YOUR INSTRUCTIONS:
Omit every picture and output the rest of the records exactly as they are.

** Begin **

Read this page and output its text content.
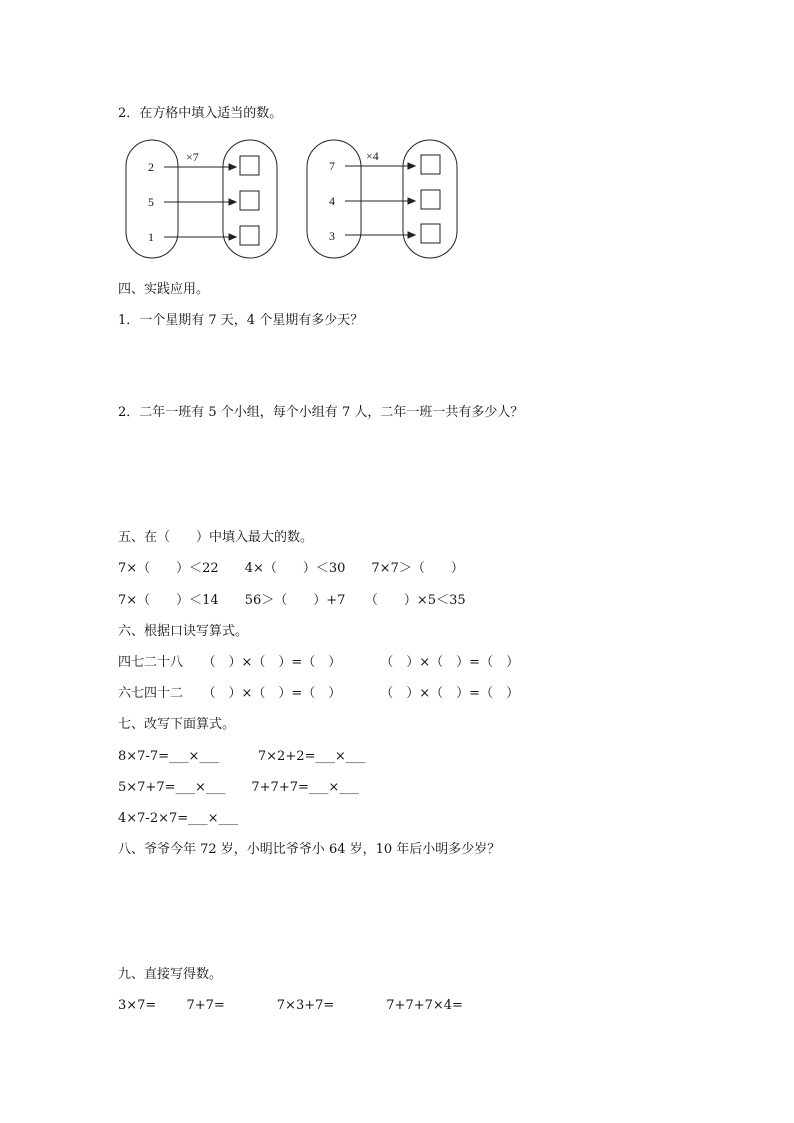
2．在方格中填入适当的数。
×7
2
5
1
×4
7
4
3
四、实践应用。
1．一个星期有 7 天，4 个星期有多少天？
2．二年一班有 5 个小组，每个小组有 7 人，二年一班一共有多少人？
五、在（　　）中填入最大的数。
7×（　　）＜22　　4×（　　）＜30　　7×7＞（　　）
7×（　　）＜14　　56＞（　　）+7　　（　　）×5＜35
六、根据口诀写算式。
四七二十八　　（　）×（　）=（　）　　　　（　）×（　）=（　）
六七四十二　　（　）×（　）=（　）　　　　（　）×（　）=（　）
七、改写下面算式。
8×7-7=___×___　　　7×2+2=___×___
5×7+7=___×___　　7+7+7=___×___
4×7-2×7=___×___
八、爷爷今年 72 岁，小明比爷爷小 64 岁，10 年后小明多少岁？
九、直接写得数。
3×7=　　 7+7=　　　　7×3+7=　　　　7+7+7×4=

** End **

FULL ANSWER:
Read this page and output its text content.
2．在方格中填入适当的数。
×7
2
5
1
×4
7
4
3
四、实践应用。
1．一个星期有 7 天，4 个星期有多少天？
2．二年一班有 5 个小组，每个小组有 7 人，二年一班一共有多少人？
五、在（　　）中填入最大的数。
7×（　　）＜22　　4×（　　）＜30　　7×7＞（　　）
7×（　　）＜14　　56＞（　　）+7　　（　　）×5＜35
六、根据口诀写算式。
四七二十八　　（　）×（　）=（　）　　　　（　）×（　）=（　）
六七四十二　　（　）×（　）=（　）　　　　（　）×（　）=（　）
七、改写下面算式。
8×7-7=___×___　　　7×2+2=___×___
5×7+7=___×___　　7+7+7=___×___
4×7-2×7=___×___
八、爷爷今年 72 岁，小明比爷爷小 64 岁，10 年后小明多少岁？
九、直接写得数。
3×7=　　 7+7=　　　　7×3+7=　　　　7+7+7×4=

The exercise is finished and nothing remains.